> WORK TO BE COMPLETED:
Print all the entries verbatim.

> MATERIAL TO PROCESS:

· · ·

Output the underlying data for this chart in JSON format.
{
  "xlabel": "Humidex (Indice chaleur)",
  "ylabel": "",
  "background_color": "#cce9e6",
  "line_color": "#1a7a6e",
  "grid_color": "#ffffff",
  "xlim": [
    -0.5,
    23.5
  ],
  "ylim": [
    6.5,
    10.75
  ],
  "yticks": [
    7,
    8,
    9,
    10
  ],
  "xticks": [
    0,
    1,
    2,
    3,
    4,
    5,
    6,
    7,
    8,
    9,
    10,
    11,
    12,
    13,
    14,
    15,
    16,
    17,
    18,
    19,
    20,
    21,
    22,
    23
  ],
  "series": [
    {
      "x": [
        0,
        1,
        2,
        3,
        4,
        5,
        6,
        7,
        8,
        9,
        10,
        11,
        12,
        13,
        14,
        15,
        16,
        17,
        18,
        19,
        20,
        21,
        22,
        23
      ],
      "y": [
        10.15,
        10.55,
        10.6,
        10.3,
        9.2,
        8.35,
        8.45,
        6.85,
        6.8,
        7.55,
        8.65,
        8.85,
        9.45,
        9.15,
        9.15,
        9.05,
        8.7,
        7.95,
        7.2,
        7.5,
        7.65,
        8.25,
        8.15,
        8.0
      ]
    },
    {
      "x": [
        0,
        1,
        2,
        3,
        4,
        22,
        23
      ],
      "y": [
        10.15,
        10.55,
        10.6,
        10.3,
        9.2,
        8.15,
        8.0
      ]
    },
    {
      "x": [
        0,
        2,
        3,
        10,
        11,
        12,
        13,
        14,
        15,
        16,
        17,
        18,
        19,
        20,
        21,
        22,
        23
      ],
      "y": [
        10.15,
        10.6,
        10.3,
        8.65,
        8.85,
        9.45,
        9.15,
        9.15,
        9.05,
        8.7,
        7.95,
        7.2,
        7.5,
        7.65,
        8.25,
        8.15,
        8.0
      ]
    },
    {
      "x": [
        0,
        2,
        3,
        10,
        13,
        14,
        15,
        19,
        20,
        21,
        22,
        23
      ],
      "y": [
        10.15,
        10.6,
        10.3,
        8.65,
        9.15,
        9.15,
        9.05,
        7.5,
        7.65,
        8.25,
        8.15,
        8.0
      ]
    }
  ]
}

· · ·

> WRITTEN ANSWER:
Output the underlying data for this chart in JSON format.
{
  "xlabel": "Humidex (Indice chaleur)",
  "ylabel": "",
  "background_color": "#cce9e6",
  "line_color": "#1a7a6e",
  "grid_color": "#ffffff",
  "xlim": [
    -0.5,
    23.5
  ],
  "ylim": [
    6.5,
    10.75
  ],
  "yticks": [
    7,
    8,
    9,
    10
  ],
  "xticks": [
    0,
    1,
    2,
    3,
    4,
    5,
    6,
    7,
    8,
    9,
    10,
    11,
    12,
    13,
    14,
    15,
    16,
    17,
    18,
    19,
    20,
    21,
    22,
    23
  ],
  "series": [
    {
      "x": [
        0,
        1,
        2,
        3,
        4,
        5,
        6,
        7,
        8,
        9,
        10,
        11,
        12,
        13,
        14,
        15,
        16,
        17,
        18,
        19,
        20,
        21,
        22,
        23
      ],
      "y": [
        10.15,
        10.55,
        10.6,
        10.3,
        9.2,
        8.35,
        8.45,
        6.85,
        6.8,
        7.55,
        8.65,
        8.85,
        9.45,
        9.15,
        9.15,
        9.05,
        8.7,
        7.95,
        7.2,
        7.5,
        7.65,
        8.25,
        8.15,
        8.0
      ]
    },
    {
      "x": [
        0,
        1,
        2,
        3,
        4,
        22,
        23
      ],
      "y": [
        10.15,
        10.55,
        10.6,
        10.3,
        9.2,
        8.15,
        8.0
      ]
    },
    {
      "x": [
        0,
        2,
        3,
        10,
        11,
        12,
        13,
        14,
        15,
        16,
        17,
        18,
        19,
        20,
        21,
        22,
        23
      ],
      "y": [
        10.15,
        10.6,
        10.3,
        8.65,
        8.85,
        9.45,
        9.15,
        9.15,
        9.05,
        8.7,
        7.95,
        7.2,
        7.5,
        7.65,
        8.25,
        8.15,
        8.0
      ]
    },
    {
      "x": [
        0,
        2,
        3,
        10,
        13,
        14,
        15,
        19,
        20,
        21,
        22,
        23
      ],
      "y": [
        10.15,
        10.6,
        10.3,
        8.65,
        9.15,
        9.15,
        9.05,
        7.5,
        7.65,
        8.25,
        8.15,
        8.0
      ]
    }
  ]
}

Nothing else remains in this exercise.